-- Begin Provided data --
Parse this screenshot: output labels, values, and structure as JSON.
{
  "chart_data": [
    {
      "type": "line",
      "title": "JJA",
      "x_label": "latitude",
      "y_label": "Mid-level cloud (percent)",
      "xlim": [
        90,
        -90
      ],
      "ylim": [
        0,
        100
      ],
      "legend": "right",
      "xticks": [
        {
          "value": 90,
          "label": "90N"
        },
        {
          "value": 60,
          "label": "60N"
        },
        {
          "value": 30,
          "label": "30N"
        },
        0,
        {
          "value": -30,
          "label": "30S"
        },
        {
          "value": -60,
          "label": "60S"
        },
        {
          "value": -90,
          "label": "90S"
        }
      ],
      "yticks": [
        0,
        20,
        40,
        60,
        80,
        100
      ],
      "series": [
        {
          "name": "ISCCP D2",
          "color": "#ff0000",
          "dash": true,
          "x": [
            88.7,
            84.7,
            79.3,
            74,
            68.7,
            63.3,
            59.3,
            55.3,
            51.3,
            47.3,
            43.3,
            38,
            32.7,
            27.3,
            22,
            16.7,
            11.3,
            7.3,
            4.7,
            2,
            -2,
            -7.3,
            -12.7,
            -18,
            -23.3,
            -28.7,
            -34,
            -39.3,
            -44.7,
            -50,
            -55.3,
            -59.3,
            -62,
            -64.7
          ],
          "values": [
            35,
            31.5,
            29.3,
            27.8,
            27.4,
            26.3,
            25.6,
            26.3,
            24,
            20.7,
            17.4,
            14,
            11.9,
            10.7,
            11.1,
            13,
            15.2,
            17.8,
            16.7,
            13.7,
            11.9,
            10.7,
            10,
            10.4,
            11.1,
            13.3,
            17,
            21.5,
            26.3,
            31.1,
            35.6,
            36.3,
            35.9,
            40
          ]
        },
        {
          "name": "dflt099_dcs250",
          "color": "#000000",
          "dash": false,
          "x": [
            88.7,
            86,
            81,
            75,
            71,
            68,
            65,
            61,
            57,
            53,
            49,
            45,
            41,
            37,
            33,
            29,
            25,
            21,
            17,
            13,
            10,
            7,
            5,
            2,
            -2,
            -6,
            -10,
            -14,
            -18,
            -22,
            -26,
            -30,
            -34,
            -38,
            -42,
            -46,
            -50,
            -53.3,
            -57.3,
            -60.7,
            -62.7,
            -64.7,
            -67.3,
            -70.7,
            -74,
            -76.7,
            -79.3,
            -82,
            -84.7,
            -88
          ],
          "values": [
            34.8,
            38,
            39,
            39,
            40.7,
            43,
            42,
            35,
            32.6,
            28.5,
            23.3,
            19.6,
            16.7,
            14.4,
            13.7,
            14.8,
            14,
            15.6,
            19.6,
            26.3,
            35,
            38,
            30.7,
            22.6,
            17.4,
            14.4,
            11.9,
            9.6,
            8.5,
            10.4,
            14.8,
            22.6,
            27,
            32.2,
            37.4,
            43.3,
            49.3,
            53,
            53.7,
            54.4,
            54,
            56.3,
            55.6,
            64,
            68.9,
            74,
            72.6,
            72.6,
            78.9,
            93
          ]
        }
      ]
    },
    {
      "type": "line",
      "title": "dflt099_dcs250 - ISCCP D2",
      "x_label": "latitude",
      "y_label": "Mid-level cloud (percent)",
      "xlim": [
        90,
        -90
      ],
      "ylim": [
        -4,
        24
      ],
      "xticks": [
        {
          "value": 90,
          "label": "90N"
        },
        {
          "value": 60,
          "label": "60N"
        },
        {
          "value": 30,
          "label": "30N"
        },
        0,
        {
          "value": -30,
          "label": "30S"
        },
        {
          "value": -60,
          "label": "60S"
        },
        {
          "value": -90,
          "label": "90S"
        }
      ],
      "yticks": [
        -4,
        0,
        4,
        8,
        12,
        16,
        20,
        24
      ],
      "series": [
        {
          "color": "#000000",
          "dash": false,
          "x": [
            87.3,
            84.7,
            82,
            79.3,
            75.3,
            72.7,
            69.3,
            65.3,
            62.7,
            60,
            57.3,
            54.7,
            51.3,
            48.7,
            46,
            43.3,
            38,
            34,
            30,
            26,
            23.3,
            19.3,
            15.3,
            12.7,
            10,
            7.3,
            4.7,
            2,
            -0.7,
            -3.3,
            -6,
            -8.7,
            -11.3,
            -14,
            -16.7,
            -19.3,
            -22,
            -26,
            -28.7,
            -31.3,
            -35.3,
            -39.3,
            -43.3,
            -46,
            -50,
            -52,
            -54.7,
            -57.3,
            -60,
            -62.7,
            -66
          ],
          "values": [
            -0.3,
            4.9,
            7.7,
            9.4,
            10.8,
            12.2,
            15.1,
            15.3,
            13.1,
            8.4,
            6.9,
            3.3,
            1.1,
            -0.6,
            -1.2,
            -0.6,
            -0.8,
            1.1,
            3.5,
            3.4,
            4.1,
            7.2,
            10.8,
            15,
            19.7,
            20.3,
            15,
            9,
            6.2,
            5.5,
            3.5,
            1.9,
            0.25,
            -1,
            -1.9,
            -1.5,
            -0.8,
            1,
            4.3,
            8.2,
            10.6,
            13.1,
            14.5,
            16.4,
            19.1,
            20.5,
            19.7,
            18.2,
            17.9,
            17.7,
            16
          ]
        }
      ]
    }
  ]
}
-- End Provided data --
> [Problem] Reproduce each record exactly, leaving nothing out.

> [Answer to this exercise]
Parse this screenshot: output labels, values, and structure as JSON.
{
  "chart_data": [
    {
      "type": "line",
      "title": "JJA",
      "x_label": "latitude",
      "y_label": "Mid-level cloud (percent)",
      "xlim": [
        90,
        -90
      ],
      "ylim": [
        0,
        100
      ],
      "legend": "right",
      "xticks": [
        {
          "value": 90,
          "label": "90N"
        },
        {
          "value": 60,
          "label": "60N"
        },
        {
          "value": 30,
          "label": "30N"
        },
        0,
        {
          "value": -30,
          "label": "30S"
        },
        {
          "value": -60,
          "label": "60S"
        },
        {
          "value": -90,
          "label": "90S"
        }
      ],
      "yticks": [
        0,
        20,
        40,
        60,
        80,
        100
      ],
      "series": [
        {
          "name": "ISCCP D2",
          "color": "#ff0000",
          "dash": true,
          "x": [
            88.7,
            84.7,
            79.3,
            74,
            68.7,
            63.3,
            59.3,
            55.3,
            51.3,
            47.3,
            43.3,
            38,
            32.7,
            27.3,
            22,
            16.7,
            11.3,
            7.3,
            4.7,
            2,
            -2,
            -7.3,
            -12.7,
            -18,
            -23.3,
            -28.7,
            -34,
            -39.3,
            -44.7,
            -50,
            -55.3,
            -59.3,
            -62,
            -64.7
          ],
          "values": [
            35,
            31.5,
            29.3,
            27.8,
            27.4,
            26.3,
            25.6,
            26.3,
            24,
            20.7,
            17.4,
            14,
            11.9,
            10.7,
            11.1,
            13,
            15.2,
            17.8,
            16.7,
            13.7,
            11.9,
            10.7,
            10,
            10.4,
            11.1,
            13.3,
            17,
            21.5,
            26.3,
            31.1,
            35.6,
            36.3,
            35.9,
            40
          ]
        },
        {
          "name": "dflt099_dcs250",
          "color": "#000000",
          "dash": false,
          "x": [
            88.7,
            86,
            81,
            75,
            71,
            68,
            65,
            61,
            57,
            53,
            49,
            45,
            41,
            37,
            33,
            29,
            25,
            21,
            17,
            13,
            10,
            7,
            5,
            2,
            -2,
            -6,
            -10,
            -14,
            -18,
            -22,
            -26,
            -30,
            -34,
            -38,
            -42,
            -46,
            -50,
            -53.3,
            -57.3,
            -60.7,
            -62.7,
            -64.7,
            -67.3,
            -70.7,
            -74,
            -76.7,
            -79.3,
            -82,
            -84.7,
            -88
          ],
          "values": [
            34.8,
            38,
            39,
            39,
            40.7,
            43,
            42,
            35,
            32.6,
            28.5,
            23.3,
            19.6,
            16.7,
            14.4,
            13.7,
            14.8,
            14,
            15.6,
            19.6,
            26.3,
            35,
            38,
            30.7,
            22.6,
            17.4,
            14.4,
            11.9,
            9.6,
            8.5,
            10.4,
            14.8,
            22.6,
            27,
            32.2,
            37.4,
            43.3,
            49.3,
            53,
            53.7,
            54.4,
            54,
            56.3,
            55.6,
            64,
            68.9,
            74,
            72.6,
            72.6,
            78.9,
            93
          ]
        }
      ]
    },
    {
      "type": "line",
      "title": "dflt099_dcs250 - ISCCP D2",
      "x_label": "latitude",
      "y_label": "Mid-level cloud (percent)",
      "xlim": [
        90,
        -90
      ],
      "ylim": [
        -4,
        24
      ],
      "xticks": [
        {
          "value": 90,
          "label": "90N"
        },
        {
          "value": 60,
          "label": "60N"
        },
        {
          "value": 30,
          "label": "30N"
        },
        0,
        {
          "value": -30,
          "label": "30S"
        },
        {
          "value": -60,
          "label": "60S"
        },
        {
          "value": -90,
          "label": "90S"
        }
      ],
      "yticks": [
        -4,
        0,
        4,
        8,
        12,
        16,
        20,
        24
      ],
      "series": [
        {
          "color": "#000000",
          "dash": false,
          "x": [
            87.3,
            84.7,
            82,
            79.3,
            75.3,
            72.7,
            69.3,
            65.3,
            62.7,
            60,
            57.3,
            54.7,
            51.3,
            48.7,
            46,
            43.3,
            38,
            34,
            30,
            26,
            23.3,
            19.3,
            15.3,
            12.7,
            10,
            7.3,
            4.7,
            2,
            -0.7,
            -3.3,
            -6,
            -8.7,
            -11.3,
            -14,
            -16.7,
            -19.3,
            -22,
            -26,
            -28.7,
            -31.3,
            -35.3,
            -39.3,
            -43.3,
            -46,
            -50,
            -52,
            -54.7,
            -57.3,
            -60,
            -62.7,
            -66
          ],
          "values": [
            -0.3,
            4.9,
            7.7,
            9.4,
            10.8,
            12.2,
            15.1,
            15.3,
            13.1,
            8.4,
            6.9,
            3.3,
            1.1,
            -0.6,
            -1.2,
            -0.6,
            -0.8,
            1.1,
            3.5,
            3.4,
            4.1,
            7.2,
            10.8,
            15,
            19.7,
            20.3,
            15,
            9,
            6.2,
            5.5,
            3.5,
            1.9,
            0.25,
            -1,
            -1.9,
            -1.5,
            -0.8,
            1,
            4.3,
            8.2,
            10.6,
            13.1,
            14.5,
            16.4,
            19.1,
            20.5,
            19.7,
            18.2,
            17.9,
            17.7,
            16
          ]
        }
      ]
    }
  ]
}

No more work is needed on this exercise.